* START Dataset extract *

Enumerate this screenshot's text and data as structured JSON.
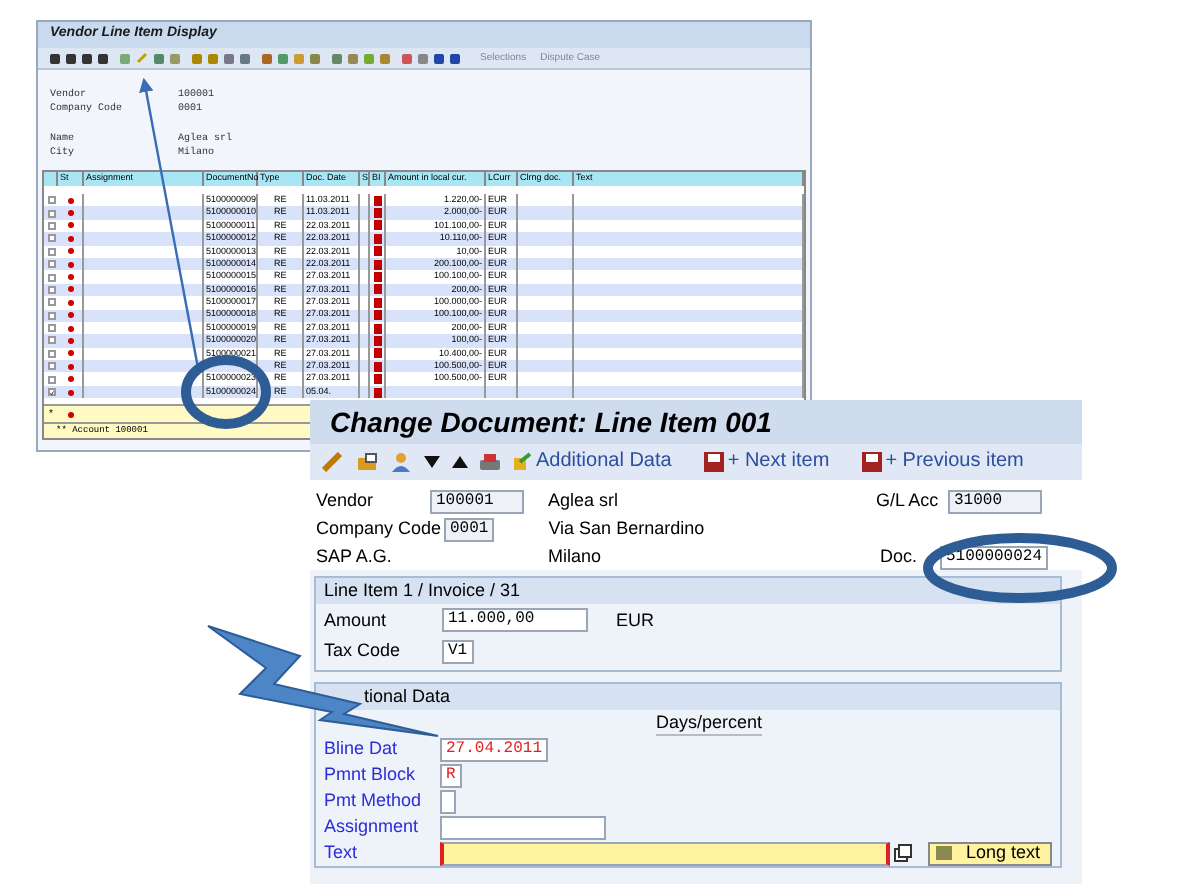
{
  "back_window": {
    "title": "Vendor Line Item Display",
    "toolbar_buttons": [
      {
        "label": "Selections",
        "disabled": true
      },
      {
        "label": "Dispute Case",
        "disabled": true
      }
    ],
    "header_fields": [
      {
        "label": "Vendor",
        "value": "100001"
      },
      {
        "label": "Company Code",
        "value": "0001"
      },
      {
        "label": "Name",
        "value": "Aglea srl"
      },
      {
        "label": "City",
        "value": "Milano"
      }
    ],
    "table": {
      "columns": [
        "St",
        "Assignment",
        "DocumentNo",
        "Type",
        "Doc. Date",
        "S",
        "BI",
        "Amount in local cur.",
        "LCurr",
        "Clrng doc.",
        "Text"
      ],
      "rows": [
        {
          "checked": false,
          "document_no": "5100000009",
          "type": "RE",
          "doc_date": "11.03.2011",
          "amount": "1.220,00-",
          "currency": "EUR"
        },
        {
          "checked": false,
          "document_no": "5100000010",
          "type": "RE",
          "doc_date": "11.03.2011",
          "amount": "2.000,00-",
          "currency": "EUR"
        },
        {
          "checked": false,
          "document_no": "5100000011",
          "type": "RE",
          "doc_date": "22.03.2011",
          "amount": "101.100,00-",
          "currency": "EUR"
        },
        {
          "checked": false,
          "document_no": "5100000012",
          "type": "RE",
          "doc_date": "22.03.2011",
          "amount": "10.110,00-",
          "currency": "EUR"
        },
        {
          "checked": false,
          "document_no": "5100000013",
          "type": "RE",
          "doc_date": "22.03.2011",
          "amount": "10,00-",
          "currency": "EUR"
        },
        {
          "checked": false,
          "document_no": "5100000014",
          "type": "RE",
          "doc_date": "22.03.2011",
          "amount": "200.100,00-",
          "currency": "EUR"
        },
        {
          "checked": false,
          "document_no": "5100000015",
          "type": "RE",
          "doc_date": "27.03.2011",
          "amount": "100.100,00-",
          "currency": "EUR"
        },
        {
          "checked": false,
          "document_no": "5100000016",
          "type": "RE",
          "doc_date": "27.03.2011",
          "amount": "200,00-",
          "currency": "EUR"
        },
        {
          "checked": false,
          "document_no": "5100000017",
          "type": "RE",
          "doc_date": "27.03.2011",
          "amount": "100.000,00-",
          "currency": "EUR"
        },
        {
          "checked": false,
          "document_no": "5100000018",
          "type": "RE",
          "doc_date": "27.03.2011",
          "amount": "100.100,00-",
          "currency": "EUR"
        },
        {
          "checked": false,
          "document_no": "5100000019",
          "type": "RE",
          "doc_date": "27.03.2011",
          "amount": "200,00-",
          "currency": "EUR"
        },
        {
          "checked": false,
          "document_no": "5100000020",
          "type": "RE",
          "doc_date": "27.03.2011",
          "amount": "100,00-",
          "currency": "EUR"
        },
        {
          "checked": false,
          "document_no": "5100000021",
          "type": "RE",
          "doc_date": "27.03.2011",
          "amount": "10.400,00-",
          "currency": "EUR"
        },
        {
          "checked": false,
          "type": "RE",
          "doc_date": "27.03.2011",
          "amount": "100.500,00-",
          "currency": "EUR"
        },
        {
          "checked": false,
          "document_no": "5100000023",
          "type": "RE",
          "doc_date": "27.03.2011",
          "amount": "100.500,00-",
          "currency": "EUR"
        },
        {
          "checked": true,
          "document_no": "5100000024",
          "type": "RE",
          "doc_date": "05.04."
        }
      ]
    },
    "entry_row_marker": "*",
    "status": "** Account 100001"
  },
  "front_window": {
    "title": "Change Document: Line Item 001",
    "toolbar_buttons": [
      "Additional Data",
      "+ Next item",
      "+ Previous item"
    ],
    "vendor": {
      "label": "Vendor",
      "value": "100001"
    },
    "vendor_name": "Aglea srl",
    "gl_account": {
      "label": "G/L Acc",
      "value": "31000"
    },
    "company_code": {
      "label": "Company Code",
      "value": "0001"
    },
    "street": "Via San Bernardino",
    "company_name": "SAP A.G.",
    "city": "Milano",
    "doc_no": {
      "label": "Doc.",
      "value": "5100000024"
    },
    "line_item": {
      "title": "Line Item 1 / Invoice / 31",
      "amount": {
        "label": "Amount",
        "value": "11.000,00",
        "currency": "EUR"
      },
      "tax_code": {
        "label": "Tax Code",
        "value": "V1"
      }
    },
    "additional_data": {
      "title": "tional Data",
      "column_heading": "Days/percent",
      "fields": [
        {
          "label": "Bline Dat",
          "value": "27.04.2011",
          "highlighted": true,
          "required": false
        },
        {
          "label": "Pmnt Block",
          "value": "R",
          "highlighted": true,
          "required": false
        },
        {
          "label": "Pmt Method",
          "required": false
        },
        {
          "label": "Assignment",
          "required": false
        },
        {
          "label": "Text",
          "required": true
        }
      ],
      "long_text_button": "Long text"
    }
  }
}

* END Dataset extract *

### Work instructions
Set the entries down again exactly. Do not include the images.

### Exercise output
Enumerate this screenshot's text and data as structured JSON.
{
  "back_window": {
    "title": "Vendor Line Item Display",
    "toolbar_buttons": [
      {
        "label": "Selections",
        "disabled": true
      },
      {
        "label": "Dispute Case",
        "disabled": true
      }
    ],
    "header_fields": [
      {
        "label": "Vendor",
        "value": "100001"
      },
      {
        "label": "Company Code",
        "value": "0001"
      },
      {
        "label": "Name",
        "value": "Aglea srl"
      },
      {
        "label": "City",
        "value": "Milano"
      }
    ],
    "table": {
      "columns": [
        "St",
        "Assignment",
        "DocumentNo",
        "Type",
        "Doc. Date",
        "S",
        "BI",
        "Amount in local cur.",
        "LCurr",
        "Clrng doc.",
        "Text"
      ],
      "rows": [
        {
          "checked": false,
          "document_no": "5100000009",
          "type": "RE",
          "doc_date": "11.03.2011",
          "amount": "1.220,00-",
          "currency": "EUR"
        },
        {
          "checked": false,
          "document_no": "5100000010",
          "type": "RE",
          "doc_date": "11.03.2011",
          "amount": "2.000,00-",
          "currency": "EUR"
        },
        {
          "checked": false,
          "document_no": "5100000011",
          "type": "RE",
          "doc_date": "22.03.2011",
          "amount": "101.100,00-",
          "currency": "EUR"
        },
        {
          "checked": false,
          "document_no": "5100000012",
          "type": "RE",
          "doc_date": "22.03.2011",
          "amount": "10.110,00-",
          "currency": "EUR"
        },
        {
          "checked": false,
          "document_no": "5100000013",
          "type": "RE",
          "doc_date": "22.03.2011",
          "amount": "10,00-",
          "currency": "EUR"
        },
        {
          "checked": false,
          "document_no": "5100000014",
          "type": "RE",
          "doc_date": "22.03.2011",
          "amount": "200.100,00-",
          "currency": "EUR"
        },
        {
          "checked": false,
          "document_no": "5100000015",
          "type": "RE",
          "doc_date": "27.03.2011",
          "amount": "100.100,00-",
          "currency": "EUR"
        },
        {
          "checked": false,
          "document_no": "5100000016",
          "type": "RE",
          "doc_date": "27.03.2011",
          "amount": "200,00-",
          "currency": "EUR"
        },
        {
          "checked": false,
          "document_no": "5100000017",
          "type": "RE",
          "doc_date": "27.03.2011",
          "amount": "100.000,00-",
          "currency": "EUR"
        },
        {
          "checked": false,
          "document_no": "5100000018",
          "type": "RE",
          "doc_date": "27.03.2011",
          "amount": "100.100,00-",
          "currency": "EUR"
        },
        {
          "checked": false,
          "document_no": "5100000019",
          "type": "RE",
          "doc_date": "27.03.2011",
          "amount": "200,00-",
          "currency": "EUR"
        },
        {
          "checked": false,
          "document_no": "5100000020",
          "type": "RE",
          "doc_date": "27.03.2011",
          "amount": "100,00-",
          "currency": "EUR"
        },
        {
          "checked": false,
          "document_no": "5100000021",
          "type": "RE",
          "doc_date": "27.03.2011",
          "amount": "10.400,00-",
          "currency": "EUR"
        },
        {
          "checked": false,
          "type": "RE",
          "doc_date": "27.03.2011",
          "amount": "100.500,00-",
          "currency": "EUR"
        },
        {
          "checked": false,
          "document_no": "5100000023",
          "type": "RE",
          "doc_date": "27.03.2011",
          "amount": "100.500,00-",
          "currency": "EUR"
        },
        {
          "checked": true,
          "document_no": "5100000024",
          "type": "RE",
          "doc_date": "05.04."
        }
      ]
    },
    "entry_row_marker": "*",
    "status": "** Account 100001"
  },
  "front_window": {
    "title": "Change Document: Line Item 001",
    "toolbar_buttons": [
      "Additional Data",
      "+ Next item",
      "+ Previous item"
    ],
    "vendor": {
      "label": "Vendor",
      "value": "100001"
    },
    "vendor_name": "Aglea srl",
    "gl_account": {
      "label": "G/L Acc",
      "value": "31000"
    },
    "company_code": {
      "label": "Company Code",
      "value": "0001"
    },
    "street": "Via San Bernardino",
    "company_name": "SAP A.G.",
    "city": "Milano",
    "doc_no": {
      "label": "Doc.",
      "value": "5100000024"
    },
    "line_item": {
      "title": "Line Item 1 / Invoice / 31",
      "amount": {
        "label": "Amount",
        "value": "11.000,00",
        "currency": "EUR"
      },
      "tax_code": {
        "label": "Tax Code",
        "value": "V1"
      }
    },
    "additional_data": {
      "title": "tional Data",
      "column_heading": "Days/percent",
      "fields": [
        {
          "label": "Bline Dat",
          "value": "27.04.2011",
          "highlighted": true,
          "required": false
        },
        {
          "label": "Pmnt Block",
          "value": "R",
          "highlighted": true,
          "required": false
        },
        {
          "label": "Pmt Method",
          "required": false
        },
        {
          "label": "Assignment",
          "required": false
        },
        {
          "label": "Text",
          "required": true
        }
      ],
      "long_text_button": "Long text"
    }
  }
}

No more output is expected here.